= Tasks =
1. Using the Azure Storage text, write out the passage starting with "SQL Database, Service" and going on through "the provisioned service.", putting "Notification Hubs" in place of "Service Bus Queues".
2. Answer these questions from the Azure Storage text:
(a) How much free SQL Database storage is provided with Azure Web Sites?
(b) Which replication option is selected by default?
(c) Which command in the Azure Management Portal is selected to begin provisioning a storage account?

= Exercise passage =
A common need for Azure Web Sites is additional storage beyond the free 20MB SQL Database that is provided. In cases where this additional storage is needed, Azure Storage is often used because of its flexibility, scalability, and low cost in comparison with other data services. As with Azure Web Sites, the first step in provisioning a new storage account is to decide the URL at which the storage account will be accessible. By default, Azure Storage accounts will be exposed to the public with the URL format of http://your-site.core.windows.net, where your-site is specified by you and must be unique among Azure-hosted storage accounts. The difference in subdomains leaves open the convention, if desired, of using the same value for the your-site portion of the URL in both your Azure Web Site and Azure Storage account.

Aside from the URL, the other two pieces of information that must be supplied when creating a Azure Storage account are the Location/Affinity Group and Replication options desired. By default, the Location/Affinity group options will only include Location (the data center in which your data will reside), but you have the ability in the Management Portal to create logical containers called Affinity Groups. Affinity Groups are used to instruct Azure that certain Compute and Storage resources should be grouped close to each other within the data center in order to reduce the network hops between them, reducing transfer cost and latency. Replication options determine how the data is replicated to balance performance, cost, and durability. These include the following:

  • Geo-redundant: This option is selected by default and specifies that the data is replicated to a geographically separated data center in addition to having multiple copies (three to be precise) stored within the local data center. The copying of the data between data centers provides protection against losing data if a man-made or natural disaster were to destroy the local data center or data housed there.
  • Read access geo-redundant: This option is similar to the geo-redundant option but adds the ability to provide direct read-only access to the copies of the data housed on the separate store. This can provide fault tolerance and allow for load balancing across the resources.
  • Locally redundant: This option provides the option to forego the replication of the data to a secondary data center. While this may seem undesirable (there’s a reason why it is not the default), in certain circumstances applications may not require the additional redundancy. This option offers a discounted pricing structure over geo-replicated storage. Additionally, data transfer using a locally redundant account is faster than that of a geo-replicated account.

When you know the configuration options that you will specify for your Storage account, you can provision the account by selecting the “NEW” command in the Azure Management Portal and navigating the menu hierarchy to “Data Services…Storage…Quick Create.” Specify the desired options and select “Create Storage Account” and Azure will provision your new storage account.

Other Services

SQL Database, Service Bus Queues or any of the other services offered on the Azure platform can be provisioned for use by your application by selecting the “NEW” command in the Azure Management Portal, navigating the hierarchy to find the service, and then following intuitive wizards intended to gather configuration options for the provisioned service.

Summary

In this chapter, you learned how to make services available within your Azure account. Depending on the options selected, many of the services that you may have created will not yet be useful or be in a state where you would want anyone to come visit your website. In the coming chapter, you will learn how to develop and deploy content and code to be hosted within these services.

= The data =
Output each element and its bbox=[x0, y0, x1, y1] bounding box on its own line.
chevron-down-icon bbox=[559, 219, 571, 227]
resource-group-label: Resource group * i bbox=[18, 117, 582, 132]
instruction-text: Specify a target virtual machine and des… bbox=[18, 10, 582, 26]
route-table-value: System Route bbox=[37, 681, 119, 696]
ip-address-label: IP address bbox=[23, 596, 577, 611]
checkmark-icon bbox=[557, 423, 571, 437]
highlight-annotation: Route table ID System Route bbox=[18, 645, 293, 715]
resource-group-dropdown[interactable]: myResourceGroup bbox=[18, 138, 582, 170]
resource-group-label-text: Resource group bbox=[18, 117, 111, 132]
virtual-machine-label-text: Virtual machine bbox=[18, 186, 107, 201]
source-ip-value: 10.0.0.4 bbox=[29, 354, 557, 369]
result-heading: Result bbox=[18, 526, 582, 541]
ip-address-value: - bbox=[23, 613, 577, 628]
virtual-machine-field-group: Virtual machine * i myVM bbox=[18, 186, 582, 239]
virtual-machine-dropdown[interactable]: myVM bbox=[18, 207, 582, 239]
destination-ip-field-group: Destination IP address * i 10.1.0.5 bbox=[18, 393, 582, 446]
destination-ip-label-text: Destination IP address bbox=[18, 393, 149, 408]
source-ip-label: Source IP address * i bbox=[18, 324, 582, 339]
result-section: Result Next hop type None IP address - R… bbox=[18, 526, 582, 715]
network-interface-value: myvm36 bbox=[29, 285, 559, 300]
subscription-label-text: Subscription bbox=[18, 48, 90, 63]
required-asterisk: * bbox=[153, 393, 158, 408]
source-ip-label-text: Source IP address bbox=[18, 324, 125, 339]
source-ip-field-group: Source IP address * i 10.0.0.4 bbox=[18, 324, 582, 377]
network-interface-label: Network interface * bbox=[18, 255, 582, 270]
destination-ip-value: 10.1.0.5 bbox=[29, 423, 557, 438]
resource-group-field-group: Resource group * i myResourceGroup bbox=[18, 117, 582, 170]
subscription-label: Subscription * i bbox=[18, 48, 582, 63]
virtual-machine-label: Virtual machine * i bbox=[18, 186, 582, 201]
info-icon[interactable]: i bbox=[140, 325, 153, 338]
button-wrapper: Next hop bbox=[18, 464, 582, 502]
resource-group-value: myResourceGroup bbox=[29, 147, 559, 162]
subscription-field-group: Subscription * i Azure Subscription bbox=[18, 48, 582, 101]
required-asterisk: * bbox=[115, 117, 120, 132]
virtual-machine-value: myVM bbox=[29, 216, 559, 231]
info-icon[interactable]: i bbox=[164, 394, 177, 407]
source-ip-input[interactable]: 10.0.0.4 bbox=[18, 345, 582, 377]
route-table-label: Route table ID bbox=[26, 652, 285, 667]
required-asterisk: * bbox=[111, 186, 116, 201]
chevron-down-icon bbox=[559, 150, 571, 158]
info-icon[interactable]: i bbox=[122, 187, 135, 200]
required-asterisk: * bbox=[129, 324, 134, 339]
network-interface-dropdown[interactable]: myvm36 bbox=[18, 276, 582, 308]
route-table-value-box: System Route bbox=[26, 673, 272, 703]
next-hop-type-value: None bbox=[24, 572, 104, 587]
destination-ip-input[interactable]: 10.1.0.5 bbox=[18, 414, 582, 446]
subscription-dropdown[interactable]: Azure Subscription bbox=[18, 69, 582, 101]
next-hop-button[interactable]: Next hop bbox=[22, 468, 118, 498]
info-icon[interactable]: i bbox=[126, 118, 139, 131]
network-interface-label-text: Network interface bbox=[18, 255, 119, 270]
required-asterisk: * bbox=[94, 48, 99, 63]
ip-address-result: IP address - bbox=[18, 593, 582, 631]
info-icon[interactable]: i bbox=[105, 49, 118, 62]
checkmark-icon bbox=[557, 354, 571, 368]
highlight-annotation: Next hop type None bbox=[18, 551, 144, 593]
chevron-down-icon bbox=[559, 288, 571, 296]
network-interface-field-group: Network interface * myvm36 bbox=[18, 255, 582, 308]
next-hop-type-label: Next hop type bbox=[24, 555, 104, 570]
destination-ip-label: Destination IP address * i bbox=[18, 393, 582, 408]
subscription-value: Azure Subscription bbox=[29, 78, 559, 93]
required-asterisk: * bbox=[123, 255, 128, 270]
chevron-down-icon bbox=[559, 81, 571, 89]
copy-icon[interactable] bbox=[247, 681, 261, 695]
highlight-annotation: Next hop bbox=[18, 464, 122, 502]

= Your written answers =
1.
SQL Database, Notification Hubs or any of the other services offered on the Azure platform can be provisioned for use by your application by selecting the “NEW” command in the Azure Management Portal, navigating the hierarchy to find the service, and then following intuitive wizards intended to gather configuration options for the provisioned service.

2.
(a) 20MB
(b) Geo-redundant
(c) The "NEW" command